• [Task description]: Wherever the word "text" turns up in a line of the entries, copy that line.

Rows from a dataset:
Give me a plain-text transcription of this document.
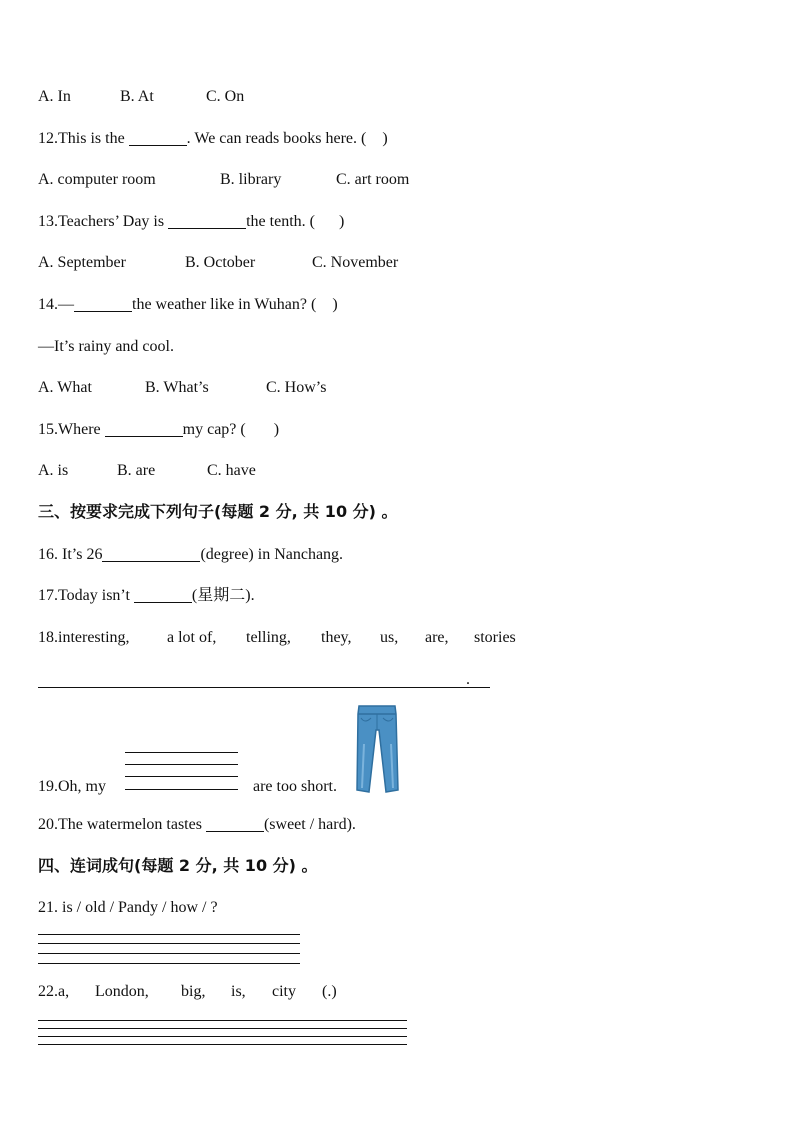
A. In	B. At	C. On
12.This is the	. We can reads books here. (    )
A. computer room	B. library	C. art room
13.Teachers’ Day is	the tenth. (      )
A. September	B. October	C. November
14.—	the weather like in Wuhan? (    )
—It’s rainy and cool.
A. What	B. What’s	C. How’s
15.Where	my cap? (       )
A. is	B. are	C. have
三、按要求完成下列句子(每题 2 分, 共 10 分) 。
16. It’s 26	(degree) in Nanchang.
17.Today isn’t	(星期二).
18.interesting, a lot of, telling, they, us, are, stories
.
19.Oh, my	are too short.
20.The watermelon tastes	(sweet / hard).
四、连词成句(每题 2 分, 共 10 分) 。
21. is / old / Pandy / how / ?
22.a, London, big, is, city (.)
==
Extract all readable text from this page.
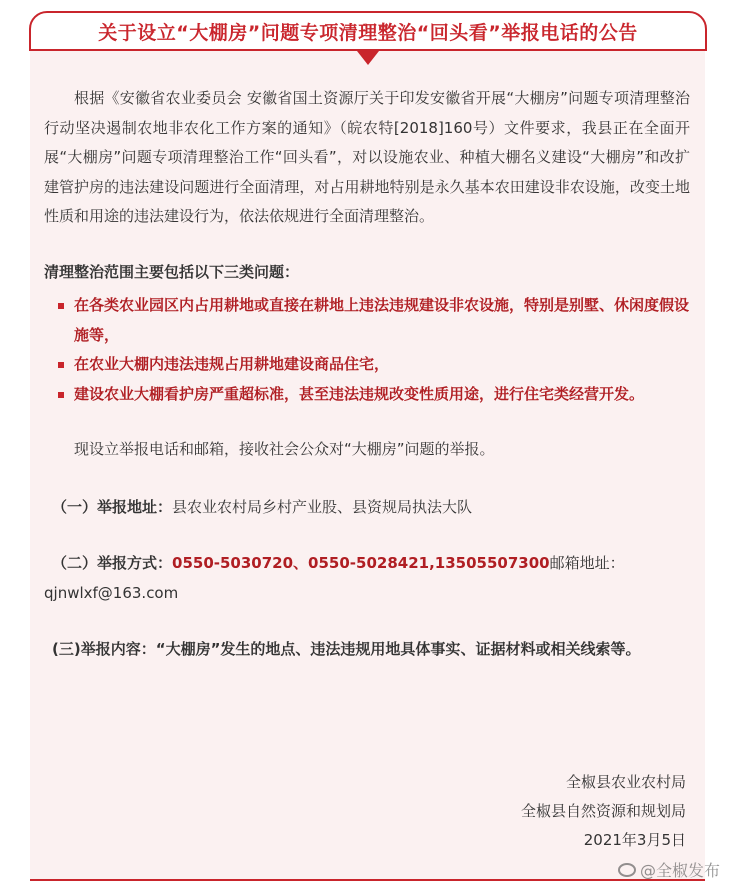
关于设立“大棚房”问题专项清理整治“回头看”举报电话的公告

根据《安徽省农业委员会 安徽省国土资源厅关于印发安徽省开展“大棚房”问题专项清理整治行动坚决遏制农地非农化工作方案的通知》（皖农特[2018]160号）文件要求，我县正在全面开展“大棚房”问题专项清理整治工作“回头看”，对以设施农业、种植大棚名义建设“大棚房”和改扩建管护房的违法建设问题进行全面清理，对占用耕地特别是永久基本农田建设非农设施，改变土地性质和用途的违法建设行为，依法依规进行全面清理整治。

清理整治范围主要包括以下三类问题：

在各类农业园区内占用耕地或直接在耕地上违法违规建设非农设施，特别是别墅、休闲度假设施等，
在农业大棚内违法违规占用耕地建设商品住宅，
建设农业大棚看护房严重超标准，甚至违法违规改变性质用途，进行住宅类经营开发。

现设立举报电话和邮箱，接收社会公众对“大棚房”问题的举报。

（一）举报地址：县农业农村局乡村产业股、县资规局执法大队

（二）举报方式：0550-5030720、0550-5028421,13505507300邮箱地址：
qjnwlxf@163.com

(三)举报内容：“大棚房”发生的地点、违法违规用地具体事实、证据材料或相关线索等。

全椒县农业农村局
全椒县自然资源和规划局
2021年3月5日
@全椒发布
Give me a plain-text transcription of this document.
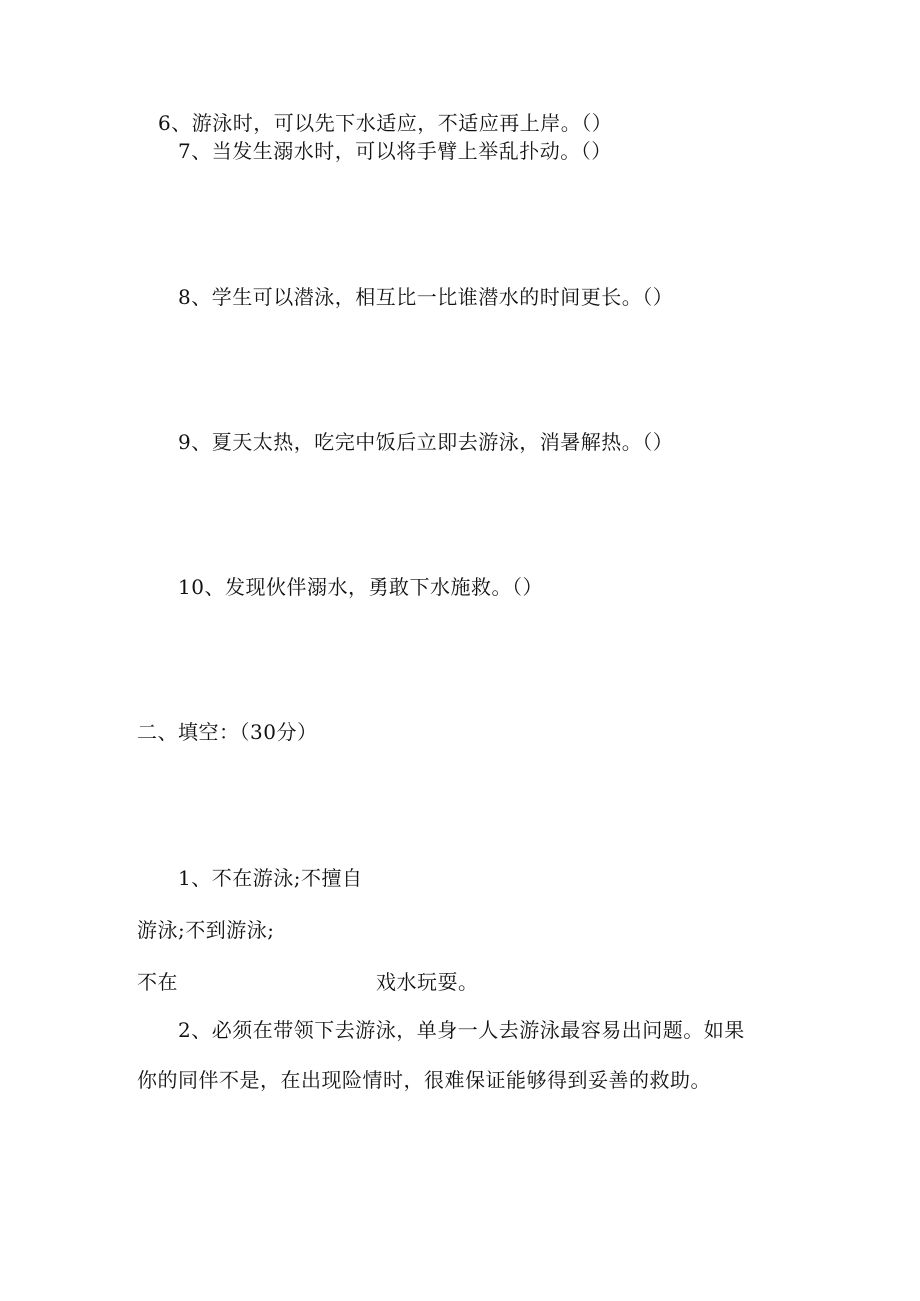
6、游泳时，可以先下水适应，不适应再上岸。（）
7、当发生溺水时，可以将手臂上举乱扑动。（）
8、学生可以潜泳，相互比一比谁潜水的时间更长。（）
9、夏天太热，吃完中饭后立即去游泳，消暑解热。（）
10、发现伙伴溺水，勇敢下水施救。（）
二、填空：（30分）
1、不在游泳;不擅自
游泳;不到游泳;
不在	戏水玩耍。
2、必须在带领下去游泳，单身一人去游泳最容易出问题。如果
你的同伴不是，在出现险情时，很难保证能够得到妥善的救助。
* * *
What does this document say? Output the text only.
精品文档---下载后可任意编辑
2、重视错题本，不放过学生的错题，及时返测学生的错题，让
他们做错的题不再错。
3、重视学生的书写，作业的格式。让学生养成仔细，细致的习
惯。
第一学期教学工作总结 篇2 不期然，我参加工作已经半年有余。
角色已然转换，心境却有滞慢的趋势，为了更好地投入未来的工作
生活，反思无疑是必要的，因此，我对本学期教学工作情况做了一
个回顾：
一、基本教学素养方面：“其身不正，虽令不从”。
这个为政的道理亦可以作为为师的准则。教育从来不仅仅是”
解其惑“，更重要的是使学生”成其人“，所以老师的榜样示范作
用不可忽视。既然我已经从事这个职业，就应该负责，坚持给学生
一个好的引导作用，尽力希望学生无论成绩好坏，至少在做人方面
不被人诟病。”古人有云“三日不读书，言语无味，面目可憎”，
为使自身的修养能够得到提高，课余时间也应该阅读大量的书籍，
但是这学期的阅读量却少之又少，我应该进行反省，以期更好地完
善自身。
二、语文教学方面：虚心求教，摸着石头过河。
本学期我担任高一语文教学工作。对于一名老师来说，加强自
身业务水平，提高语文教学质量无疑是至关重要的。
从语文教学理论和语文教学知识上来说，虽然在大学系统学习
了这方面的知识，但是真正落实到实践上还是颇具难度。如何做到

• [Exercise response]:
Give me a plain-text transcription of this document.
Extract all readable text from this page.
Give me a plain-text transcription of this document.
What does this document say? Output the text only.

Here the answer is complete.